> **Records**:
::::::

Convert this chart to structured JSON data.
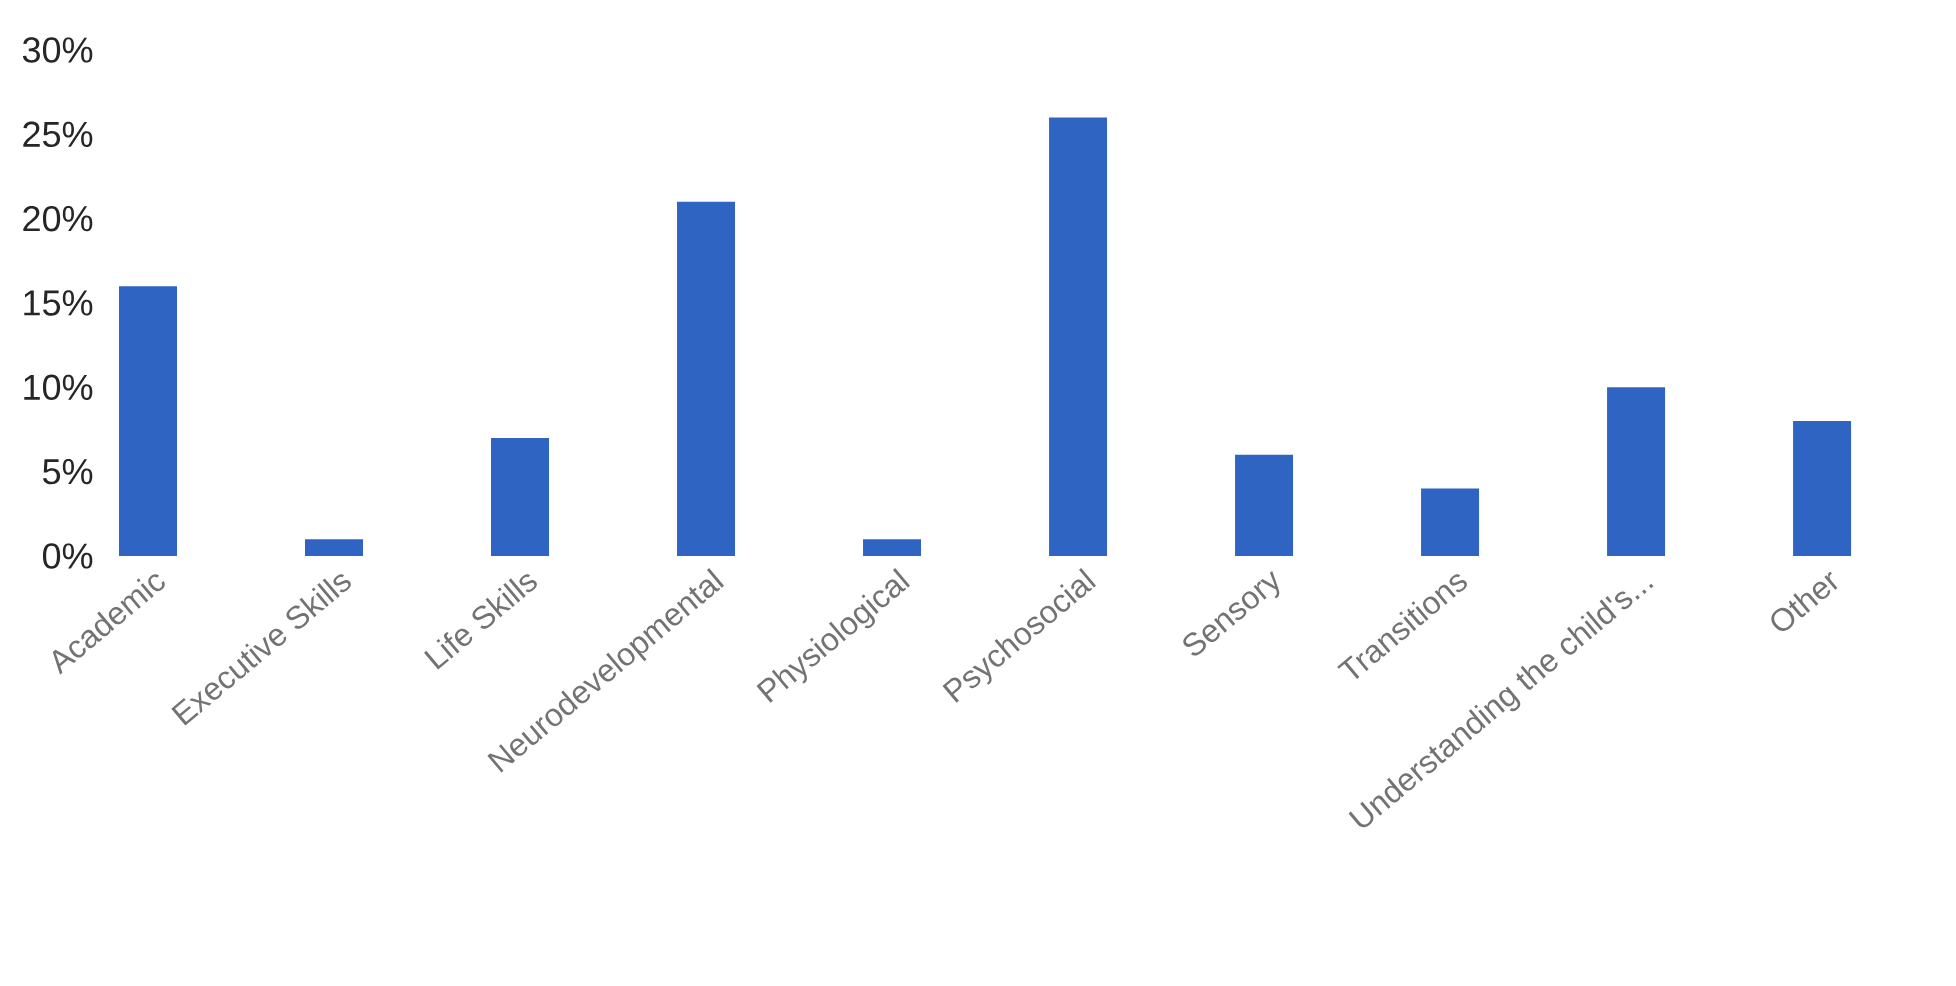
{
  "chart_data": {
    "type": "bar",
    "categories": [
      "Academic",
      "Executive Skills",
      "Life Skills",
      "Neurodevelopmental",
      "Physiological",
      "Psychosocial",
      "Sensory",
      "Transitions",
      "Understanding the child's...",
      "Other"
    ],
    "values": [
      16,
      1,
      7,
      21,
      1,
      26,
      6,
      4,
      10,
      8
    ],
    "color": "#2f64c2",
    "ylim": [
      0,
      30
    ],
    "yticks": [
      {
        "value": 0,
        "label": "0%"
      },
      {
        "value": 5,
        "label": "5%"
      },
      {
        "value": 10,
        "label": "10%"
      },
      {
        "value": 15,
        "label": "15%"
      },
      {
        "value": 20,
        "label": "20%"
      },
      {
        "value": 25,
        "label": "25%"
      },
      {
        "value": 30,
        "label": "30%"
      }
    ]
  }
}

::::::

> **REQUEST**:
Find and copy every line in the entries above where the string "label" occurs.

> **OUTPUT BELOW**:
        "label": "0%"
        "label": "5%"
        "label": "10%"
        "label": "15%"
        "label": "20%"
        "label": "25%"
        "label": "30%"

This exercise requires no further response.